### Stated exercise
Would you transcribe all of the data exactly, down to the last character?

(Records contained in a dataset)
#####
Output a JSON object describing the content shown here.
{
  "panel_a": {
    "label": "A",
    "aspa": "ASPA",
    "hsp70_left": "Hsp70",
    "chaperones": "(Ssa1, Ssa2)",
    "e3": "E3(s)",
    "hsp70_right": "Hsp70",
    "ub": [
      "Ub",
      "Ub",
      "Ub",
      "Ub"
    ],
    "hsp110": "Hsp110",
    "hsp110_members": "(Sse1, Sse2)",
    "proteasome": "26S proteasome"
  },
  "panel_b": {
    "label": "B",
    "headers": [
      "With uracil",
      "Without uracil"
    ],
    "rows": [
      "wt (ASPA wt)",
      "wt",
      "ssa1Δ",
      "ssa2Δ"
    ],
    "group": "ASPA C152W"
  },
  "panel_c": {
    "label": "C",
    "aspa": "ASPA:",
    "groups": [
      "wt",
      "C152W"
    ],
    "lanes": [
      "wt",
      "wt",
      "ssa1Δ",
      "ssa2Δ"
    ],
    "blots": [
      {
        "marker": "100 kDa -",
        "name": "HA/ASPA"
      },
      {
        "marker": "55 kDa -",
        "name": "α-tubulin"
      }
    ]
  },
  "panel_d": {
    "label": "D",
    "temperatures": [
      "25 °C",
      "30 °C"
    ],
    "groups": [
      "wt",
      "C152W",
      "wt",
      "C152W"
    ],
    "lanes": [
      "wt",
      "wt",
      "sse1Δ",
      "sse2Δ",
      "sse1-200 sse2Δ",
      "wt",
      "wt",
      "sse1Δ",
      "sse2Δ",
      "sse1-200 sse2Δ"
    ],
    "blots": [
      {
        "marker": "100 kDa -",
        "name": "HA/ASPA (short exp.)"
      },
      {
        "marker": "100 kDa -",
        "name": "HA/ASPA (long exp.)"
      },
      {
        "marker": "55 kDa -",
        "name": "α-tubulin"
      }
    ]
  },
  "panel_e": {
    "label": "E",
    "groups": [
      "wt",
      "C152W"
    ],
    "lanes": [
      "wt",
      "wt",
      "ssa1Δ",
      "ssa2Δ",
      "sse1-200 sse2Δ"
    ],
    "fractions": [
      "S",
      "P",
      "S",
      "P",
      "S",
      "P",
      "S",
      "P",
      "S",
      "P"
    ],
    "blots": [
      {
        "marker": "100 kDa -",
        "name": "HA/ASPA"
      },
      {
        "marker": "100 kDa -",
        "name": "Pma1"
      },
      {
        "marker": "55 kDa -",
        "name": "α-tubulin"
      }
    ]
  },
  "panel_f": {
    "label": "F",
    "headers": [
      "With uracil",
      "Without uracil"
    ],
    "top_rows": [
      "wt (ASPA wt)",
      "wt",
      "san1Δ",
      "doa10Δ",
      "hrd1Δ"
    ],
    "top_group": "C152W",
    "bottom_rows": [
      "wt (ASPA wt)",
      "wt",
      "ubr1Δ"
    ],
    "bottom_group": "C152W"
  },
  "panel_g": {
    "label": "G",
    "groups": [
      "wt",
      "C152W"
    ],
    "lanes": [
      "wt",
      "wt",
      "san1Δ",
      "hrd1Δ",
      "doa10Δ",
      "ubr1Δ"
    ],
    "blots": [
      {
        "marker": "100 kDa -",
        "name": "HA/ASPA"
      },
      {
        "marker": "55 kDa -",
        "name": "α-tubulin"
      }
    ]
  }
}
#####
### Answer to this problem
Output a JSON object describing the content shown here.
{
  "panel_a": {
    "label": "A",
    "aspa": "ASPA",
    "hsp70_left": "Hsp70",
    "chaperones": "(Ssa1, Ssa2)",
    "e3": "E3(s)",
    "hsp70_right": "Hsp70",
    "ub": [
      "Ub",
      "Ub",
      "Ub",
      "Ub"
    ],
    "hsp110": "Hsp110",
    "hsp110_members": "(Sse1, Sse2)",
    "proteasome": "26S proteasome"
  },
  "panel_b": {
    "label": "B",
    "headers": [
      "With uracil",
      "Without uracil"
    ],
    "rows": [
      "wt (ASPA wt)",
      "wt",
      "ssa1Δ",
      "ssa2Δ"
    ],
    "group": "ASPA C152W"
  },
  "panel_c": {
    "label": "C",
    "aspa": "ASPA:",
    "groups": [
      "wt",
      "C152W"
    ],
    "lanes": [
      "wt",
      "wt",
      "ssa1Δ",
      "ssa2Δ"
    ],
    "blots": [
      {
        "marker": "100 kDa -",
        "name": "HA/ASPA"
      },
      {
        "marker": "55 kDa -",
        "name": "α-tubulin"
      }
    ]
  },
  "panel_d": {
    "label": "D",
    "temperatures": [
      "25 °C",
      "30 °C"
    ],
    "groups": [
      "wt",
      "C152W",
      "wt",
      "C152W"
    ],
    "lanes": [
      "wt",
      "wt",
      "sse1Δ",
      "sse2Δ",
      "sse1-200 sse2Δ",
      "wt",
      "wt",
      "sse1Δ",
      "sse2Δ",
      "sse1-200 sse2Δ"
    ],
    "blots": [
      {
        "marker": "100 kDa -",
        "name": "HA/ASPA (short exp.)"
      },
      {
        "marker": "100 kDa -",
        "name": "HA/ASPA (long exp.)"
      },
      {
        "marker": "55 kDa -",
        "name": "α-tubulin"
      }
    ]
  },
  "panel_e": {
    "label": "E",
    "groups": [
      "wt",
      "C152W"
    ],
    "lanes": [
      "wt",
      "wt",
      "ssa1Δ",
      "ssa2Δ",
      "sse1-200 sse2Δ"
    ],
    "fractions": [
      "S",
      "P",
      "S",
      "P",
      "S",
      "P",
      "S",
      "P",
      "S",
      "P"
    ],
    "blots": [
      {
        "marker": "100 kDa -",
        "name": "HA/ASPA"
      },
      {
        "marker": "100 kDa -",
        "name": "Pma1"
      },
      {
        "marker": "55 kDa -",
        "name": "α-tubulin"
      }
    ]
  },
  "panel_f": {
    "label": "F",
    "headers": [
      "With uracil",
      "Without uracil"
    ],
    "top_rows": [
      "wt (ASPA wt)",
      "wt",
      "san1Δ",
      "doa10Δ",
      "hrd1Δ"
    ],
    "top_group": "C152W",
    "bottom_rows": [
      "wt (ASPA wt)",
      "wt",
      "ubr1Δ"
    ],
    "bottom_group": "C152W"
  },
  "panel_g": {
    "label": "G",
    "groups": [
      "wt",
      "C152W"
    ],
    "lanes": [
      "wt",
      "wt",
      "san1Δ",
      "hrd1Δ",
      "doa10Δ",
      "ubr1Δ"
    ],
    "blots": [
      {
        "marker": "100 kDa -",
        "name": "HA/ASPA"
      },
      {
        "marker": "55 kDa -",
        "name": "α-tubulin"
      }
    ]
  }
}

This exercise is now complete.